Update the rows from the first row through the row containing "find all labels, buttons, inputs, and", inclusive, by replacing every "measurement-label" with "dimension-label" and leaving everything else unchanged. Omit the pictures from the answer.

▶ [DATASET ENTRIES]:
┄┄┄┄┄┄┄┄┄┄┄┄┄┄┄┄┄┄┄┄

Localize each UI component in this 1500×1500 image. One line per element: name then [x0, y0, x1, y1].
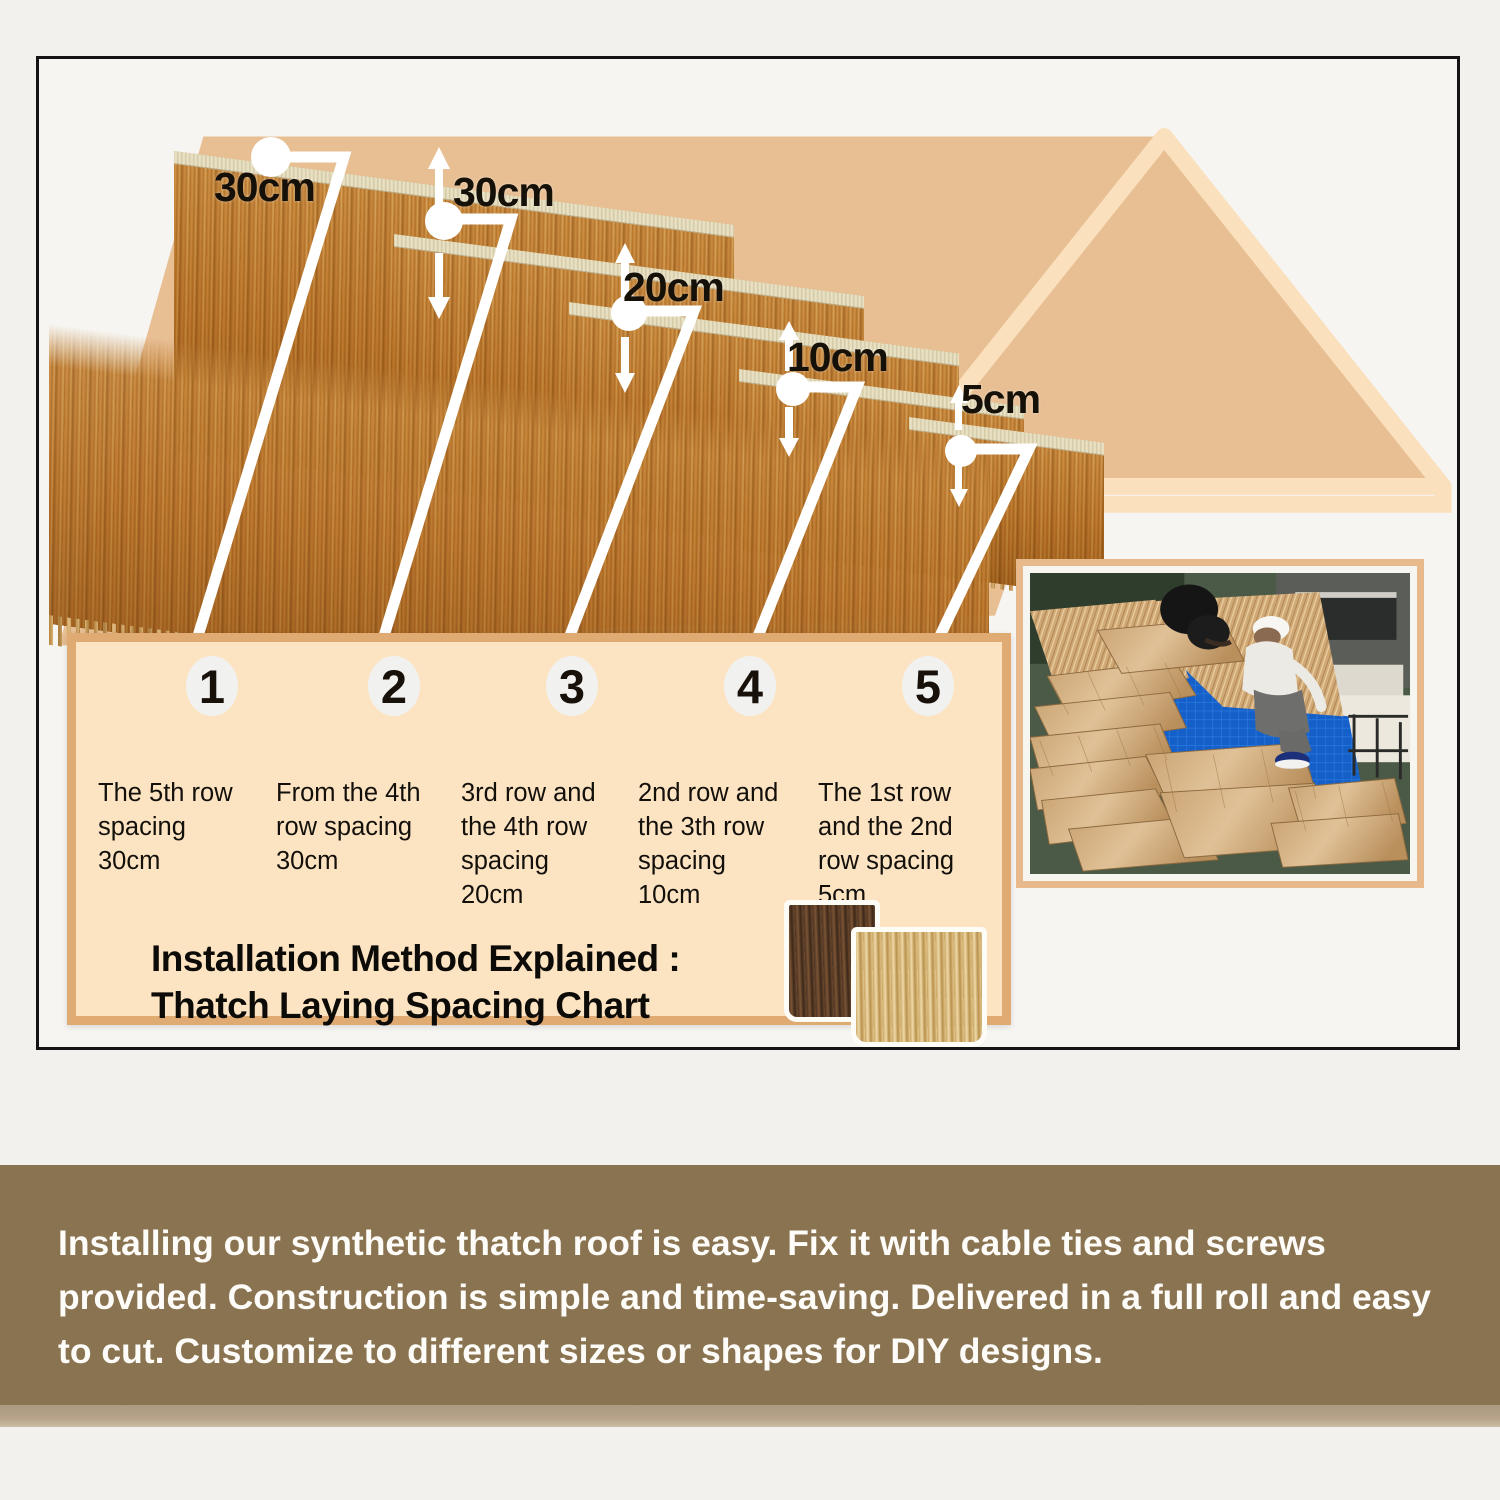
spacing-info-panel: 1 2 3 4 5 The 5th row spacing 30cm From … [67, 633, 1011, 1025]
installation-diagram-panel: 30cm 30cm 20cm 10cm 5cm 1 2 3 4 5 The 5t… [36, 56, 1460, 1050]
step-number-2: 2 [368, 656, 420, 716]
installation-photo [1030, 573, 1410, 874]
banner-bottom-strip [0, 1405, 1500, 1427]
callout-leader-lines [39, 59, 1059, 679]
step-description-5: The 1st row and the 2nd row spacing 5cm [818, 776, 993, 913]
banner-text: Installing our synthetic thatch roof is … [58, 1217, 1442, 1379]
measurement-label-0: 30cm [214, 164, 315, 211]
step-description-1: The 5th row spacing 30cm [98, 776, 273, 878]
bottom-info-banner: Installing our synthetic thatch roof is … [0, 1165, 1500, 1405]
chart-title: Installation Method Explained : Thatch L… [151, 936, 680, 1029]
step-description-3: 3rd row and the 4th row spacing 20cm [461, 776, 636, 913]
step-description-2: From the 4th row spacing 30cm [276, 776, 451, 878]
measurement-label-1: 30cm [453, 169, 554, 216]
step-number-5: 5 [902, 656, 954, 716]
step-number-4: 4 [724, 656, 776, 716]
measurement-label-2: 20cm [623, 264, 724, 311]
installation-photo-frame [1016, 559, 1424, 888]
step-number-1: 1 [186, 656, 238, 716]
photo-illustration [1030, 573, 1410, 874]
step-number-3: 3 [546, 656, 598, 716]
thatch-roof-illustration [39, 59, 1059, 679]
measurement-label-4: 5cm [961, 376, 1040, 423]
thatch-product-light [856, 932, 982, 1042]
measurement-label-3: 10cm [787, 334, 888, 381]
step-description-4: 2nd row and the 3th row spacing 10cm [638, 776, 813, 913]
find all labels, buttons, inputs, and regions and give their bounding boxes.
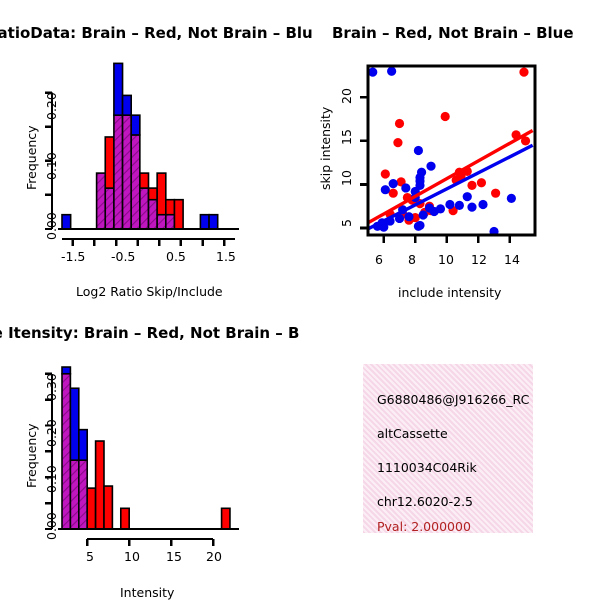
panel-scatter: Brain – Red, Not Brain – Blue skip inten… (300, 0, 600, 305)
panel-histogram-intensity-xlabel: Intensity (120, 585, 174, 600)
panel-histogram-ratio-xlabel: Log2 Ratio Skip/Include (76, 284, 223, 299)
panel-scatter-xlabel: include intensity (398, 285, 501, 300)
info-line-gene: 1110034C04Rik (377, 460, 477, 475)
panel-histogram-ratio: RatioData: Brain – Red, Not Brain – Blu … (0, 0, 300, 305)
panel-histogram-intensity: ne Itensity: Brain – Red, Not Brain – B … (0, 300, 300, 600)
panel-scatter-plot (300, 0, 600, 260)
info-line-id: G6880486@J916266_RC (377, 392, 529, 407)
info-line-type: altCassette (377, 426, 448, 441)
info-line-pval: Pval: 2.000000 (377, 519, 471, 534)
panel-histogram-ratio-plot (0, 0, 300, 260)
info-line-location: chr12.6020-2.5 (377, 494, 473, 509)
panel-histogram-intensity-plot (0, 300, 300, 560)
gene-info-box: G6880486@J916266_RC altCassette 1110034C… (363, 364, 533, 533)
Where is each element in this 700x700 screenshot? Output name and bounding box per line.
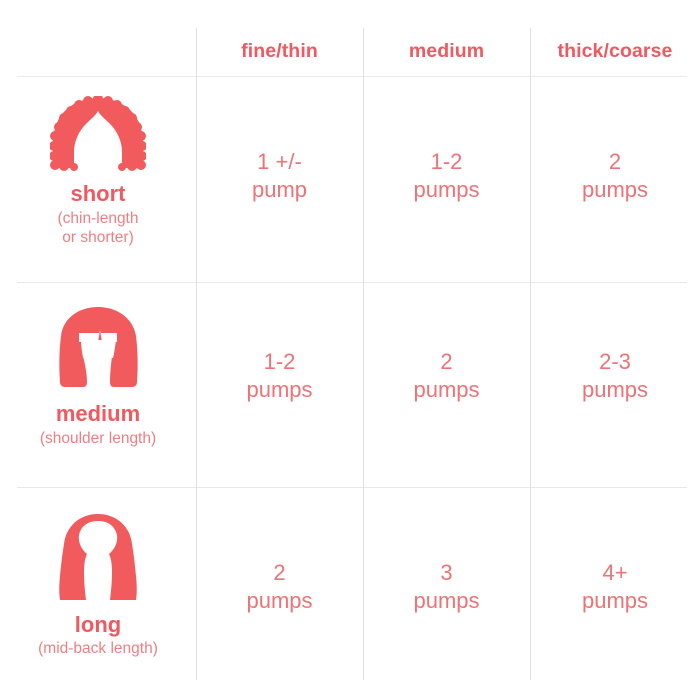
cell-short-medium: 1-2 pumps [363, 96, 530, 204]
row-label-long: long (mid-back length) [0, 512, 196, 658]
cell-long-fine-thin: 2 pumps [196, 512, 363, 615]
column-header-medium: medium [363, 42, 530, 62]
table-row: medium (shoulder length) 1-2 pumps 2 pum… [0, 306, 700, 448]
row-label-medium: medium (shoulder length) [0, 306, 196, 448]
table-header-row: fine/thin medium thick/coarse [0, 28, 700, 76]
cell-long-medium: 3 pumps [363, 512, 530, 615]
cell-long-thick-coarse: 4+ pumps [530, 512, 700, 615]
row-label-short: short (chin-length or shorter) [0, 96, 196, 248]
table-row: long (mid-back length) 2 pumps 3 pumps 4… [0, 512, 700, 658]
row-title-medium: medium [56, 402, 140, 425]
long-hair-icon [55, 512, 141, 602]
row-subtitle-long: (mid-back length) [38, 639, 158, 658]
column-header-fine-thin: fine/thin [196, 42, 363, 62]
hair-dosage-table: fine/thin medium thick/coarse [0, 0, 700, 700]
row-subtitle-medium: (shoulder length) [40, 429, 156, 448]
grid-line-row2-bottom [17, 487, 687, 488]
cell-medium-fine-thin: 1-2 pumps [196, 306, 363, 404]
grid-line-header-bottom [17, 76, 687, 77]
cell-medium-thick-coarse: 2-3 pumps [530, 306, 700, 404]
short-hair-icon [50, 96, 146, 174]
table-row: short (chin-length or shorter) 1 +/- pum… [0, 96, 700, 248]
medium-hair-icon [55, 306, 141, 388]
cell-short-thick-coarse: 2 pumps [530, 96, 700, 204]
cell-short-fine-thin: 1 +/- pump [196, 96, 363, 204]
row-title-long: long [75, 613, 121, 636]
row-subtitle-short: (chin-length or shorter) [58, 209, 139, 248]
cell-medium-medium: 2 pumps [363, 306, 530, 404]
column-header-thick-coarse: thick/coarse [530, 42, 700, 62]
row-title-short: short [71, 182, 126, 205]
grid-line-row1-bottom [17, 282, 687, 283]
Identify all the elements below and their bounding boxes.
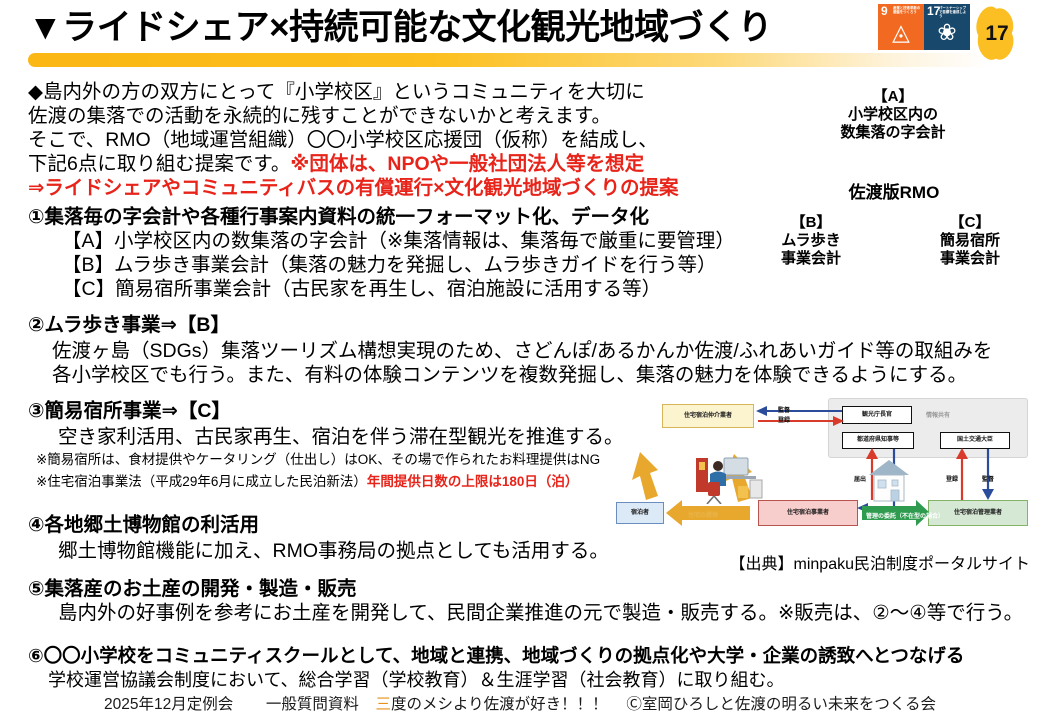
person-at-desk-icon bbox=[694, 452, 766, 504]
lead-line-4-red: ※団体は、NPOや一般社団法人等を想定 bbox=[290, 153, 644, 175]
sdg-badge-17: 17 パートナーシップで目標を達成しよう ❀ bbox=[924, 4, 970, 50]
footer-doc: 一般質問資料 bbox=[266, 696, 359, 713]
venn-label-a-title: 【A】 bbox=[827, 88, 959, 106]
lead-line-4: 下記6点に取り組む提案です。※団体は、NPOや一般社団法人等を想定 bbox=[28, 152, 644, 177]
venn-label-c: 【C】 簡易宿所 事業会計 bbox=[917, 214, 1023, 268]
sdg-industry-icon: ◬ bbox=[878, 19, 924, 45]
minpaku-label-supervise-1: 監督 bbox=[778, 405, 790, 414]
sdg-badge-group: 9 産業と技術革新の基盤をつくろう ◬ 17 パートナーシップで目標を達成しよう… bbox=[878, 4, 970, 50]
venn-center-label: 佐渡版RMO bbox=[821, 178, 967, 203]
venn-label-c-title: 【C】 bbox=[917, 214, 1023, 232]
slide-footer: 2025年12月定例会 一般質問資料 三度のメシより佐渡が好き！！！ Ⓒ室岡ひろ… bbox=[0, 692, 1040, 714]
sdg-badge-9-number: 9 bbox=[881, 5, 888, 17]
section-4-heading: ④各地郷土博物館の利活用 bbox=[28, 508, 259, 537]
title-underline-band bbox=[28, 53, 990, 67]
lead-line-5: ⇒ライドシェアやコミュニティバスの有償運行×文化観光地域づくりの提案 bbox=[28, 176, 679, 201]
minpaku-label-notify: 届出 bbox=[854, 474, 866, 483]
section-3-heading: ③簡易宿所事業⇒【C】 bbox=[28, 394, 231, 423]
section-6-heading: ⑥〇〇小学校をコミュニティスクールとして、地域と連携、地域づくりの拠点化や大学・… bbox=[28, 642, 964, 668]
sdg-badge-9-caption: 産業と技術革新の基盤をつくろう bbox=[893, 6, 922, 14]
minpaku-arrows bbox=[610, 396, 1030, 546]
minpaku-label-register-2: 登録 bbox=[946, 474, 958, 483]
minpaku-label-supervise-3: 監督 bbox=[982, 474, 994, 483]
page-number: 17 bbox=[975, 22, 1019, 46]
section-3-item-0: 空き家利活用、古民家再生、宿泊を伴う滞在型観光を推進する。 bbox=[58, 420, 624, 449]
section-3-note-1-red: 年間提供日数の上限は180日（泊） bbox=[367, 474, 579, 489]
sdg-badge-17-caption: パートナーシップで目標を達成しよう bbox=[939, 6, 968, 19]
section-2-heading: ②ムラ歩き事業⇒【B】 bbox=[28, 308, 230, 337]
venn-label-b-title: 【B】 bbox=[759, 214, 863, 232]
lead-line-2: 佐渡の集落での活動を永続的に残すことができないかと考えます。 bbox=[28, 104, 611, 129]
section-3-note-1-black: ※住宅宿泊事業法（平成29年6月に成立した民泊新法） bbox=[36, 474, 367, 489]
sdg-partnership-icon: ❀ bbox=[924, 19, 970, 45]
section-2-item-1: 各小学校区でも行う。また、有料の体験コンテンツを複数発掘し、集落の魅力を体験でき… bbox=[52, 358, 967, 387]
house-icon bbox=[868, 458, 910, 502]
section-4-item-0: 郷土博物館機能に加え、RMO事務局の拠点としても活用する。 bbox=[58, 534, 609, 563]
venn-label-c-line2: 事業会計 bbox=[917, 250, 1023, 268]
lead-line-1: ◆島内外の方の双方にとって『小学校区』というコミュニティを大切に bbox=[28, 80, 645, 105]
section-5-item-0: 島内外の好事例を参考にお土産を開発して、民間企業推進の元で製造・販売する。※販売… bbox=[58, 596, 1023, 625]
page-number-badge: 17 bbox=[975, 6, 1019, 62]
section-3-note-1: ※住宅宿泊事業法（平成29年6月に成立した民泊新法）年間提供日数の上限は180日… bbox=[36, 470, 578, 490]
venn-label-a: 【A】 小学校区内の 数集落の字会計 bbox=[827, 88, 959, 142]
venn-label-b-line1: ムラ歩き bbox=[759, 232, 863, 250]
minpaku-source-credit: 【出典】minpaku民泊制度ポータルサイト bbox=[610, 550, 1030, 574]
section-3-note-0: ※簡易宿所は、食材提供やケータリング（仕出し）はOK、その場で作られたお料理提供… bbox=[36, 448, 600, 468]
venn-label-b-line2: 事業会計 bbox=[759, 250, 863, 268]
venn-label-a-line2: 数集落の字会計 bbox=[827, 124, 959, 142]
venn-label-a-line1: 小学校区内の bbox=[827, 106, 959, 124]
venn-label-b: 【B】 ムラ歩き 事業会計 bbox=[759, 214, 863, 268]
footer-slogan-rest: 度のメシより佐渡が好き！！！ bbox=[391, 696, 608, 713]
slide-root: ▼ライドシェア×持続可能な文化観光地域づくり 9 産業と技術革新の基盤をつくろう… bbox=[0, 0, 1040, 720]
minpaku-label-provide-home: 住宅の提供 bbox=[688, 510, 718, 519]
footer-credit: Ⓒ室岡ひろしと佐渡の明るい未来をつくる会 bbox=[626, 696, 936, 713]
minpaku-label-entrust: 管理の委託（不在型の場合） bbox=[866, 511, 944, 520]
section-6-item-0: 学校運営協議会制度において、総合学習（学校教育）＆生涯学習（社会教育）に取り組む… bbox=[48, 666, 785, 692]
lead-line-3: そこで、RMO（地域運営組織）〇〇小学校区応援団（仮称）を結成し、 bbox=[28, 128, 658, 153]
sdg-badge-9: 9 産業と技術革新の基盤をつくろう ◬ bbox=[878, 4, 924, 50]
minpaku-label-register-1: 登録 bbox=[778, 415, 790, 424]
footer-slogan-accent: 三 bbox=[375, 696, 391, 713]
venn-diagram: 【A】 小学校区内の 数集落の字会計 【B】 ムラ歩き 事業会計 【C】 簡易宿… bbox=[757, 74, 1029, 296]
lead-line-4-black: 下記6点に取り組む提案です。 bbox=[28, 153, 290, 175]
venn-label-c-line1: 簡易宿所 bbox=[917, 232, 1023, 250]
minpaku-system-diagram: 情報共有 住宅宿泊仲介業者 観光庁長官 都道府県知事等 国土交通大臣 宿泊者 住… bbox=[610, 396, 1030, 546]
section-1-item-2: 【C】簡易宿所事業会計（古民家を再生し、宿泊施設に活用する等） bbox=[62, 272, 661, 301]
footer-date: 2025年12月定例会 bbox=[104, 696, 233, 713]
page-title: ▼ライドシェア×持続可能な文化観光地域づくり bbox=[28, 6, 772, 50]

┄┄┄┄┄┄┄┄┄┄┄┄┄┄┄┄┄┄┄┄

▶ [ANSWER BELOW]:
Localize each UI component in this 1500×1500 image. One line per element: name then [x0, y0, x1, y1].
spacing-info-panel: 1 2 3 4 5 The 5th row spacing 30cm From … [67, 633, 1011, 1025]
installation-diagram-panel: 30cm 30cm 20cm 10cm 5cm 1 2 3 4 5 The 5t… [36, 56, 1460, 1050]
step-number-2: 2 [368, 656, 420, 716]
installation-photo [1030, 573, 1410, 874]
banner-bottom-strip [0, 1405, 1500, 1427]
callout-leader-lines [39, 59, 1059, 679]
step-description-5: The 1st row and the 2nd row spacing 5cm [818, 776, 993, 913]
banner-text: Installing our synthetic thatch roof is … [58, 1217, 1442, 1379]
dimension-label-0: 30cm [214, 164, 315, 211]
step-description-1: The 5th row spacing 30cm [98, 776, 273, 878]
bottom-info-banner: Installing our synthetic thatch roof is … [0, 1165, 1500, 1405]
chart-title: Installation Method Explained : Thatch L… [151, 936, 680, 1029]
step-description-3: 3rd row and the 4th row spacing 20cm [461, 776, 636, 913]
step-description-2: From the 4th row spacing 30cm [276, 776, 451, 878]
dimension-label-1: 30cm [453, 169, 554, 216]
step-number-5: 5 [902, 656, 954, 716]
step-number-4: 4 [724, 656, 776, 716]
dimension-label-2: 20cm [623, 264, 724, 311]
installation-photo-frame [1016, 559, 1424, 888]
step-number-1: 1 [186, 656, 238, 716]
photo-illustration [1030, 573, 1410, 874]
step-number-3: 3 [546, 656, 598, 716]
thatch-roof-illustration [39, 59, 1059, 679]
dimension-label-4: 5cm [961, 376, 1040, 423]
thatch-product-light [856, 932, 982, 1042]
dimension-label-3: 10cm [787, 334, 888, 381]
step-description-4: 2nd row and the 3th row spacing 10cm [638, 776, 813, 913]
find all labels, buttons, inputs, and regions and give their bounding boxes.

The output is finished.